Stored data entries:
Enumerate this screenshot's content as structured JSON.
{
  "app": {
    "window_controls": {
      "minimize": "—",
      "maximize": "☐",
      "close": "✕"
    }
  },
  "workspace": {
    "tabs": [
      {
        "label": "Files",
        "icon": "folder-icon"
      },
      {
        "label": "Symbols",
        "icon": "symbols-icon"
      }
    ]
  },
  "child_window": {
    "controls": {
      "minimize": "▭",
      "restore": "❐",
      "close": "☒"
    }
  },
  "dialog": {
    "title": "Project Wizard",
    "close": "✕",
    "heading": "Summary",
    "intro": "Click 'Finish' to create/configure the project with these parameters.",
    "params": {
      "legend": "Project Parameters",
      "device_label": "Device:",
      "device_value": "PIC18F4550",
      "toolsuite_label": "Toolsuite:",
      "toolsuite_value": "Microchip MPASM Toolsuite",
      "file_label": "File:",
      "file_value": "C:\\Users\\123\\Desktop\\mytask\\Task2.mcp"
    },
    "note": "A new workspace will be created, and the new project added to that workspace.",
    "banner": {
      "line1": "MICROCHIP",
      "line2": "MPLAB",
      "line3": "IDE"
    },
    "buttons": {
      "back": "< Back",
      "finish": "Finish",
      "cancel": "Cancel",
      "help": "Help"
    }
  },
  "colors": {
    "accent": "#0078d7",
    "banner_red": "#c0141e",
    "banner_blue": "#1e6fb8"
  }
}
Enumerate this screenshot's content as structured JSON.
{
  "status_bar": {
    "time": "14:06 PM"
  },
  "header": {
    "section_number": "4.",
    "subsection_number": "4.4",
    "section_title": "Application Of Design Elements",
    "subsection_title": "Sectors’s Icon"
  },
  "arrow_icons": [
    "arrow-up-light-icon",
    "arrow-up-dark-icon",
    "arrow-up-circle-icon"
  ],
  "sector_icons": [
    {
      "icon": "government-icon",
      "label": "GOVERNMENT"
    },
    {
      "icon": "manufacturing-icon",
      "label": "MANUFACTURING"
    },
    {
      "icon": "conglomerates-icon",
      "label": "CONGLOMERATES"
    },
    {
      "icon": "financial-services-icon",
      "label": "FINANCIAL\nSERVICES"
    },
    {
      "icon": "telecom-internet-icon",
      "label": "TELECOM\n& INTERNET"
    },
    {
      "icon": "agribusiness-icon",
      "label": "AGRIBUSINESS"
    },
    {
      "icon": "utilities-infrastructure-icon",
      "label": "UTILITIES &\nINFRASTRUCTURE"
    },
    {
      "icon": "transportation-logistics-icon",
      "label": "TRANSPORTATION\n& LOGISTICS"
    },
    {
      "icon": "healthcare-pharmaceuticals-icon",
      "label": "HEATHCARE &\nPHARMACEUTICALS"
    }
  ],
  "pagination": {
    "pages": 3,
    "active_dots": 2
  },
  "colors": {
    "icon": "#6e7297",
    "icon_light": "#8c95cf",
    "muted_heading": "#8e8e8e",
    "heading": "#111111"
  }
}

▶ [Exercise instructions] Every line above should be written out again exactly as it stands.

▶ [Solved exercise]
Enumerate this screenshot's content as structured JSON.
{
  "app": {
    "window_controls": {
      "minimize": "—",
      "maximize": "☐",
      "close": "✕"
    }
  },
  "workspace": {
    "tabs": [
      {
        "label": "Files",
        "icon": "folder-icon"
      },
      {
        "label": "Symbols",
        "icon": "symbols-icon"
      }
    ]
  },
  "child_window": {
    "controls": {
      "minimize": "▭",
      "restore": "❐",
      "close": "☒"
    }
  },
  "dialog": {
    "title": "Project Wizard",
    "close": "✕",
    "heading": "Summary",
    "intro": "Click 'Finish' to create/configure the project with these parameters.",
    "params": {
      "legend": "Project Parameters",
      "device_label": "Device:",
      "device_value": "PIC18F4550",
      "toolsuite_label": "Toolsuite:",
      "toolsuite_value": "Microchip MPASM Toolsuite",
      "file_label": "File:",
      "file_value": "C:\\Users\\123\\Desktop\\mytask\\Task2.mcp"
    },
    "note": "A new workspace will be created, and the new project added to that workspace.",
    "banner": {
      "line1": "MICROCHIP",
      "line2": "MPLAB",
      "line3": "IDE"
    },
    "buttons": {
      "back": "< Back",
      "finish": "Finish",
      "cancel": "Cancel",
      "help": "Help"
    }
  },
  "colors": {
    "accent": "#0078d7",
    "banner_red": "#c0141e",
    "banner_blue": "#1e6fb8"
  }
}
Enumerate this screenshot's content as structured JSON.
{
  "status_bar": {
    "time": "14:06 PM"
  },
  "header": {
    "section_number": "4.",
    "subsection_number": "4.4",
    "section_title": "Application Of Design Elements",
    "subsection_title": "Sectors’s Icon"
  },
  "arrow_icons": [
    "arrow-up-light-icon",
    "arrow-up-dark-icon",
    "arrow-up-circle-icon"
  ],
  "sector_icons": [
    {
      "icon": "government-icon",
      "label": "GOVERNMENT"
    },
    {
      "icon": "manufacturing-icon",
      "label": "MANUFACTURING"
    },
    {
      "icon": "conglomerates-icon",
      "label": "CONGLOMERATES"
    },
    {
      "icon": "financial-services-icon",
      "label": "FINANCIAL\nSERVICES"
    },
    {
      "icon": "telecom-internet-icon",
      "label": "TELECOM\n& INTERNET"
    },
    {
      "icon": "agribusiness-icon",
      "label": "AGRIBUSINESS"
    },
    {
      "icon": "utilities-infrastructure-icon",
      "label": "UTILITIES &\nINFRASTRUCTURE"
    },
    {
      "icon": "transportation-logistics-icon",
      "label": "TRANSPORTATION\n& LOGISTICS"
    },
    {
      "icon": "healthcare-pharmaceuticals-icon",
      "label": "HEATHCARE &\nPHARMACEUTICALS"
    }
  ],
  "pagination": {
    "pages": 3,
    "active_dots": 2
  },
  "colors": {
    "icon": "#6e7297",
    "icon_light": "#8c95cf",
    "muted_heading": "#8e8e8e",
    "heading": "#111111"
  }
}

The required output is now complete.